_WHAT TO WORK ON:_ Write out the entire listing below exactly, with the pictures left out.

_MATERIAL SHOWN:_

···

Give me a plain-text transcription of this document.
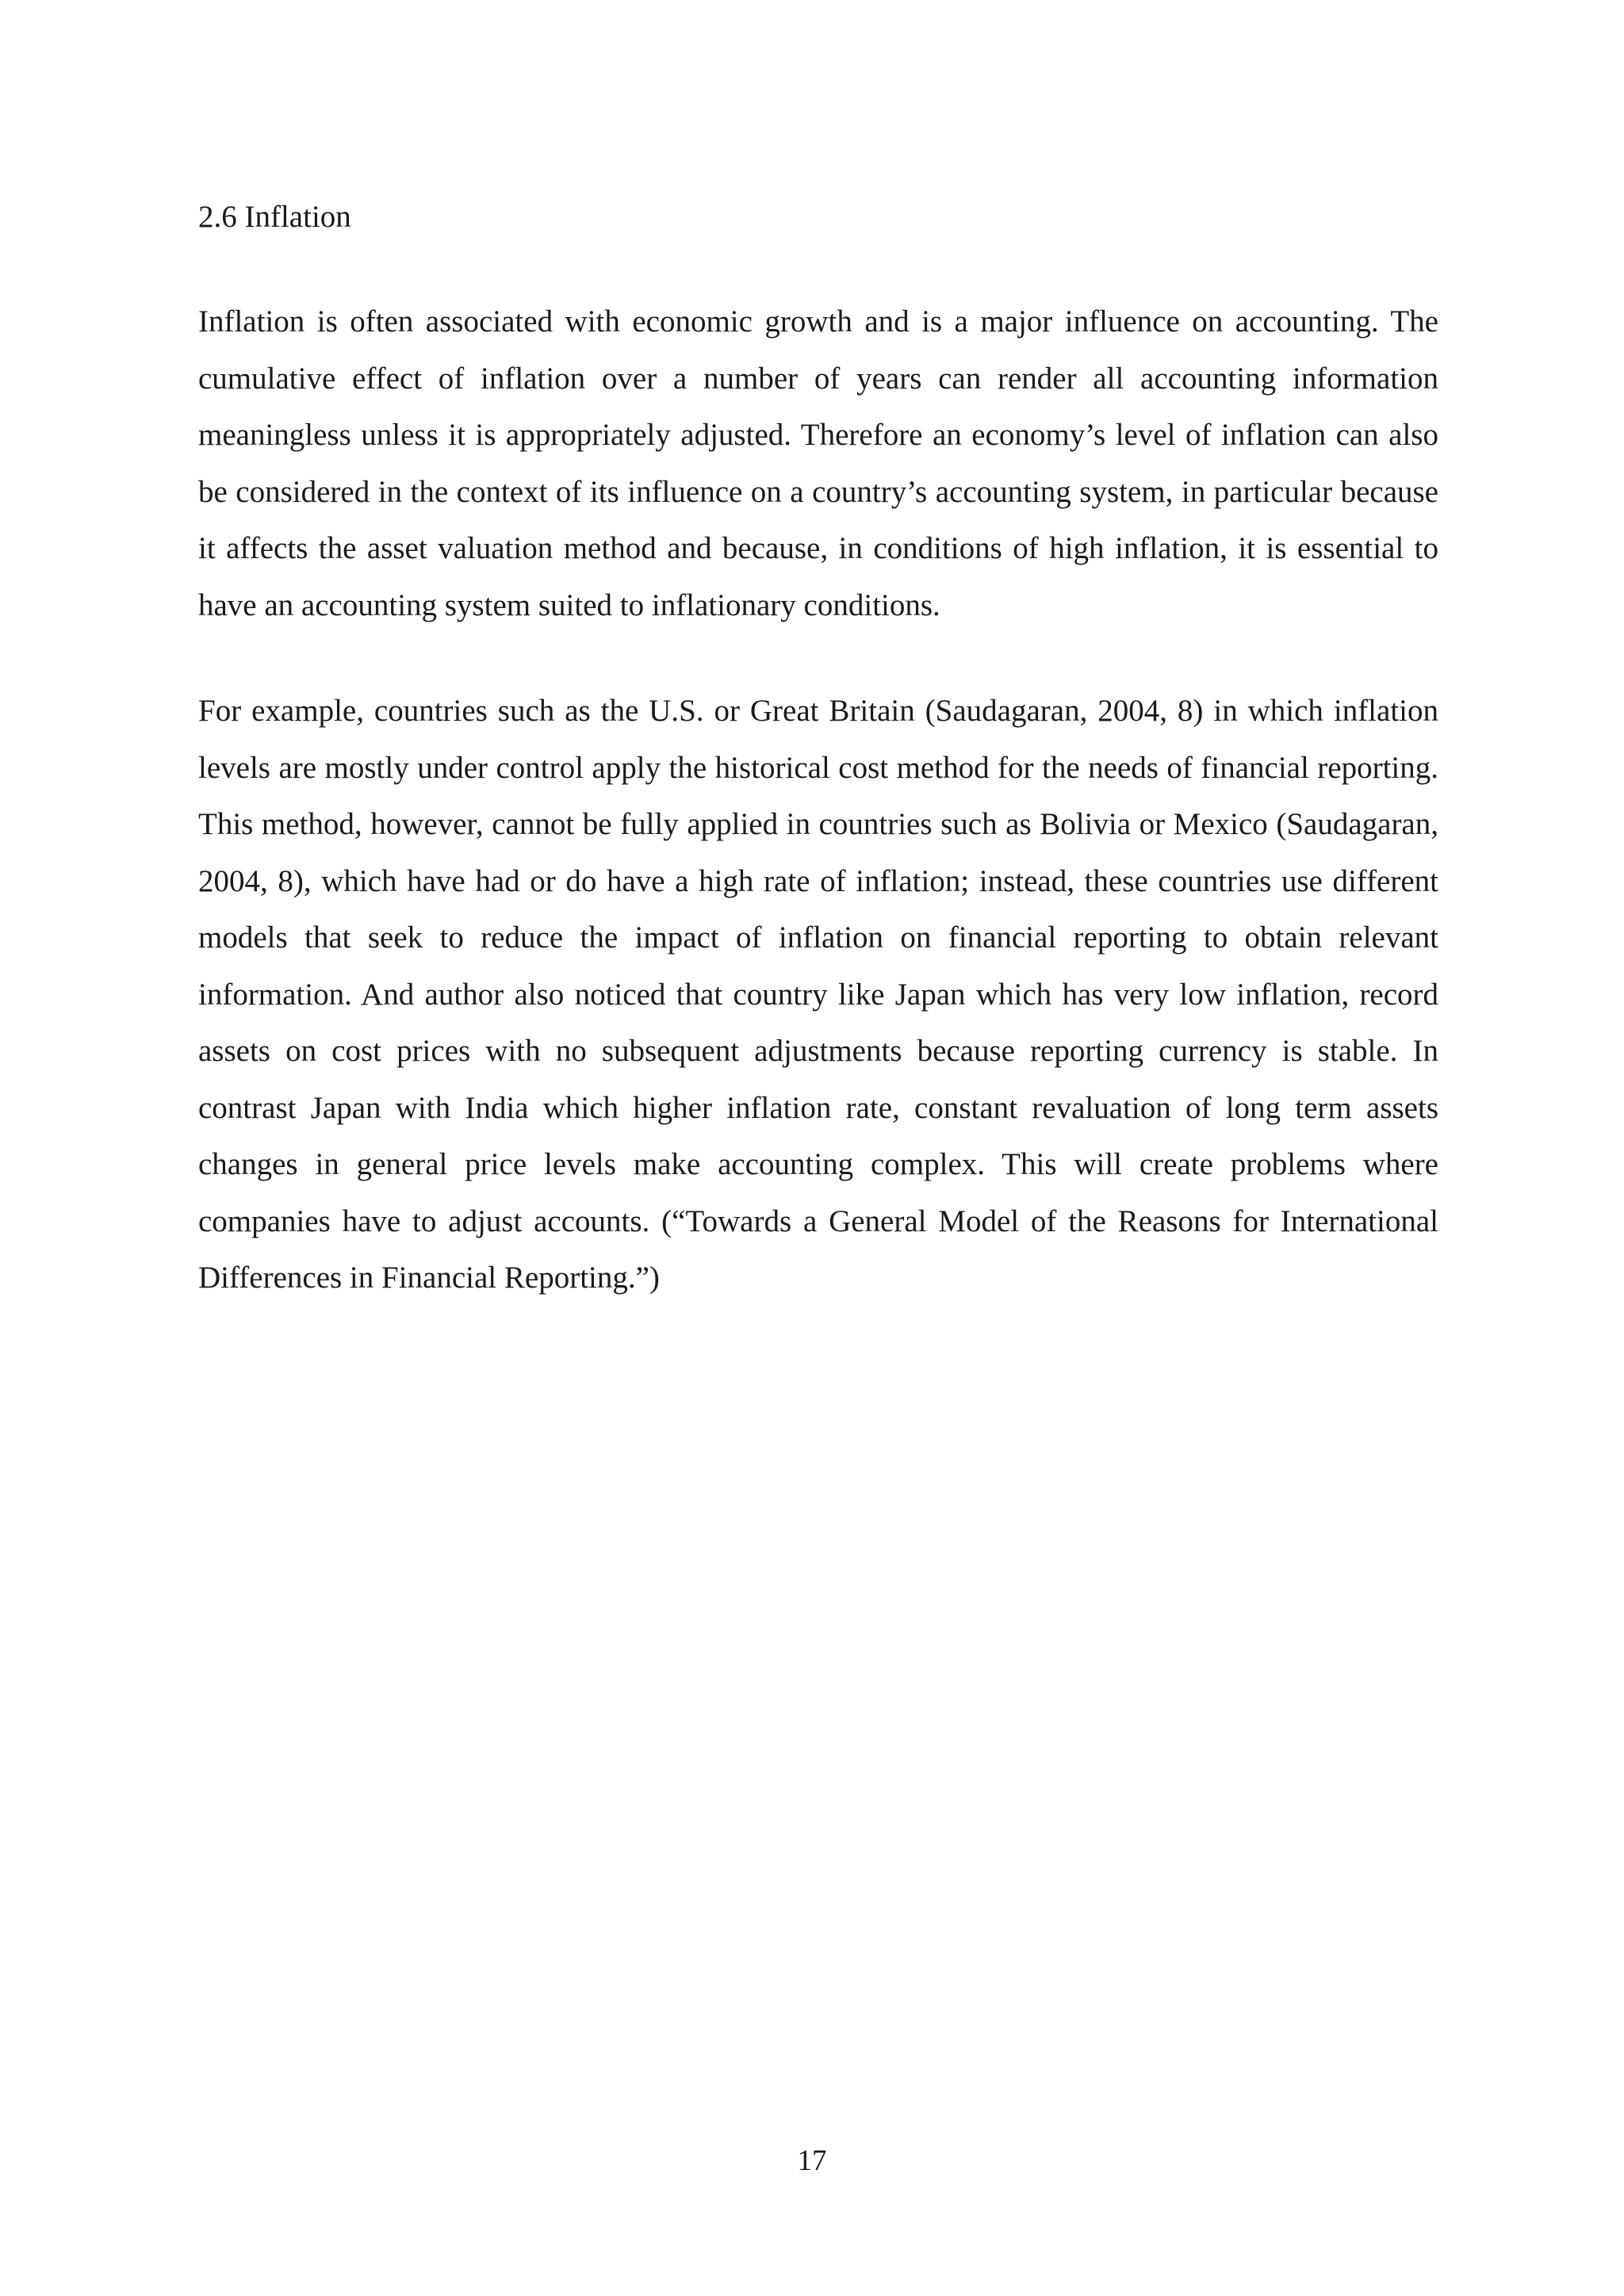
2.6 Inflation

Inflation is often associated with economic growth and is a major influence on accounting. The cumulative effect of inflation over a number of years can render all accounting information meaningless unless it is appropriately adjusted. Therefore an economy’s level of inflation can also be considered in the context of its influence on a country’s accounting system, in particular because it affects the asset valuation method and because, in conditions of high inflation, it is essential to have an accounting system suited to inflationary conditions.

For example, countries such as the U.S. or Great Britain (Saudagaran, 2004, 8) in which inflation levels are mostly under control apply the historical cost method for the needs of financial reporting. This method, however, cannot be fully applied in countries such as Bolivia or Mexico (Saudagaran, 2004, 8), which have had or do have a high rate of inflation; instead, these countries use different models that seek to reduce the impact of inflation on financial reporting to obtain relevant information. And author also noticed that country like Japan which has very low inflation, record assets on cost prices with no subsequent adjustments because reporting currency is stable. In contrast Japan with India which higher inflation rate, constant revaluation of long term assets changes in general price levels make accounting complex. This will create problems where companies have to adjust accounts. (“Towards a General Model of the Reasons for International Differences in Financial Reporting.”)

17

···

_ANSWER TO THIS PROBLEM:_
Give me a plain-text transcription of this document.
2.6 Inflation

Inflation is often associated with economic growth and is a major influence on accounting. The cumulative effect of inflation over a number of years can render all accounting information meaningless unless it is appropriately adjusted. Therefore an economy’s level of inflation can also be considered in the context of its influence on a country’s accounting system, in particular because it affects the asset valuation method and because, in conditions of high inflation, it is essential to have an accounting system suited to inflationary conditions.

For example, countries such as the U.S. or Great Britain (Saudagaran, 2004, 8) in which inflation levels are mostly under control apply the historical cost method for the needs of financial reporting. This method, however, cannot be fully applied in countries such as Bolivia or Mexico (Saudagaran, 2004, 8), which have had or do have a high rate of inflation; instead, these countries use different models that seek to reduce the impact of inflation on financial reporting to obtain relevant information. And author also noticed that country like Japan which has very low inflation, record assets on cost prices with no subsequent adjustments because reporting currency is stable. In contrast Japan with India which higher inflation rate, constant revaluation of long term assets changes in general price levels make accounting complex. This will create problems where companies have to adjust accounts. (“Towards a General Model of the Reasons for International Differences in Financial Reporting.”)

17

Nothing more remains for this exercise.